* Given exercise: Pictures aside, write out every record exactly as it appears.

-=-=-=-=-

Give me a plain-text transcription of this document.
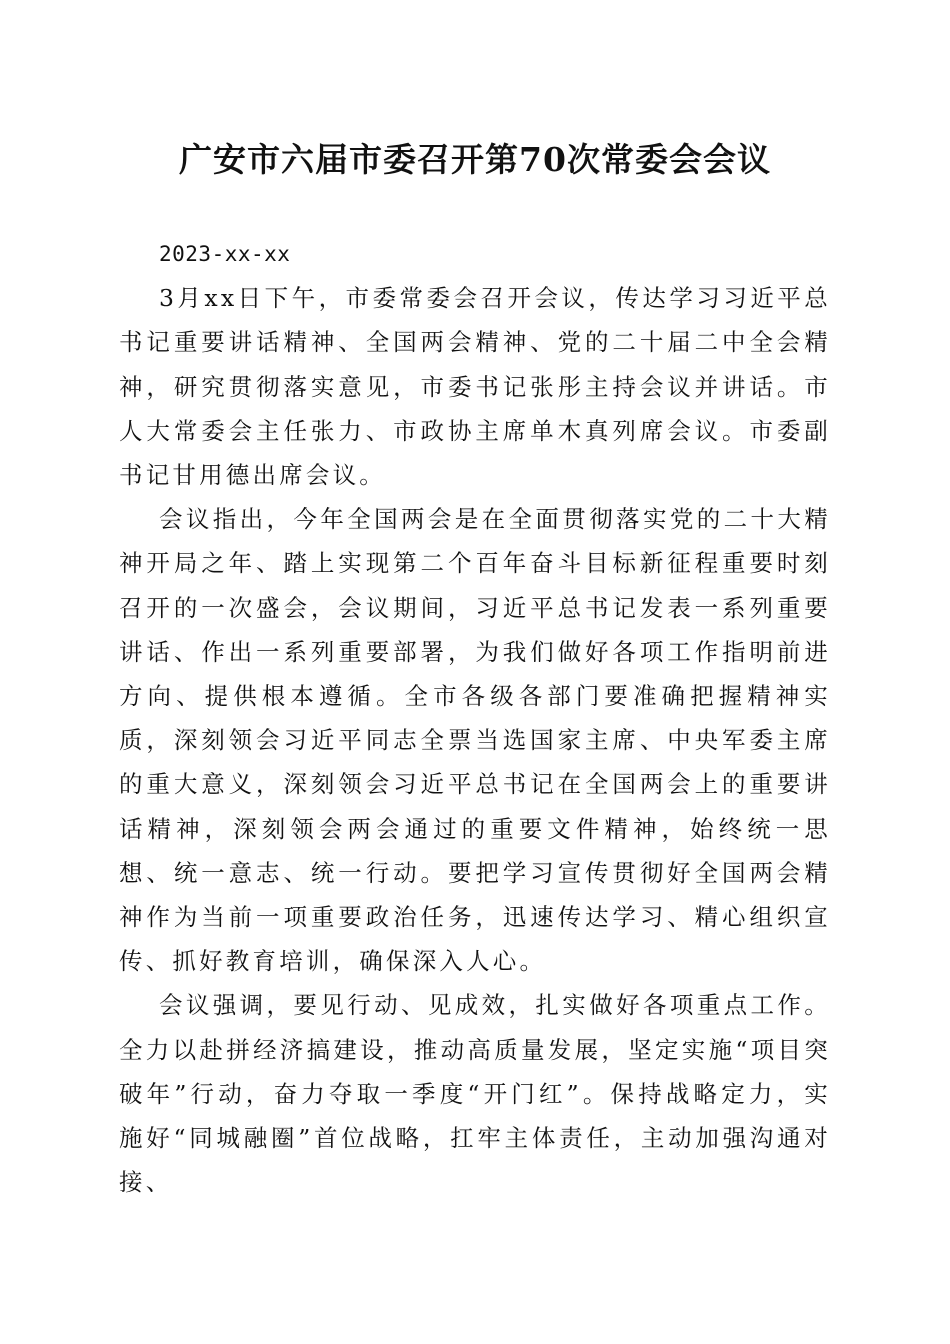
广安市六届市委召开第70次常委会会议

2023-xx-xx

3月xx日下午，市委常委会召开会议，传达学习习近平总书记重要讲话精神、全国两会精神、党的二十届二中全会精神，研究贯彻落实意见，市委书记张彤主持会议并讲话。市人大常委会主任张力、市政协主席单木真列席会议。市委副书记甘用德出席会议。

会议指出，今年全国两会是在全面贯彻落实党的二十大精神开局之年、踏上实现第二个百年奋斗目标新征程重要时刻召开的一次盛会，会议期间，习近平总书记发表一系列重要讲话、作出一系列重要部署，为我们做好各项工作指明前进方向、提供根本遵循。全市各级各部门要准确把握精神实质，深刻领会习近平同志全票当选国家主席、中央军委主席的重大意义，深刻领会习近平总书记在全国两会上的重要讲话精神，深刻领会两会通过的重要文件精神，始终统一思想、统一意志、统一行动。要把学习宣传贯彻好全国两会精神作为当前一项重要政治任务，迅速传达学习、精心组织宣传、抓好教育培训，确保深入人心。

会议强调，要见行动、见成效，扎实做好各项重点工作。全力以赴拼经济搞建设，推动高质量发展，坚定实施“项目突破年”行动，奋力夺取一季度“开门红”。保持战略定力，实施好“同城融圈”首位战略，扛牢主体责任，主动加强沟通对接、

-=-=-=-=-

* Exercise answer:
Give me a plain-text transcription of this document.
广安市六届市委召开第70次常委会会议

2023-xx-xx

3月xx日下午，市委常委会召开会议，传达学习习近平总书记重要讲话精神、全国两会精神、党的二十届二中全会精神，研究贯彻落实意见，市委书记张彤主持会议并讲话。市人大常委会主任张力、市政协主席单木真列席会议。市委副书记甘用德出席会议。

会议指出，今年全国两会是在全面贯彻落实党的二十大精神开局之年、踏上实现第二个百年奋斗目标新征程重要时刻召开的一次盛会，会议期间，习近平总书记发表一系列重要讲话、作出一系列重要部署，为我们做好各项工作指明前进方向、提供根本遵循。全市各级各部门要准确把握精神实质，深刻领会习近平同志全票当选国家主席、中央军委主席的重大意义，深刻领会习近平总书记在全国两会上的重要讲话精神，深刻领会两会通过的重要文件精神，始终统一思想、统一意志、统一行动。要把学习宣传贯彻好全国两会精神作为当前一项重要政治任务，迅速传达学习、精心组织宣传、抓好教育培训，确保深入人心。

会议强调，要见行动、见成效，扎实做好各项重点工作。全力以赴拼经济搞建设，推动高质量发展，坚定实施“项目突破年”行动，奋力夺取一季度“开门红”。保持战略定力，实施好“同城融圈”首位战略，扛牢主体责任，主动加强沟通对接、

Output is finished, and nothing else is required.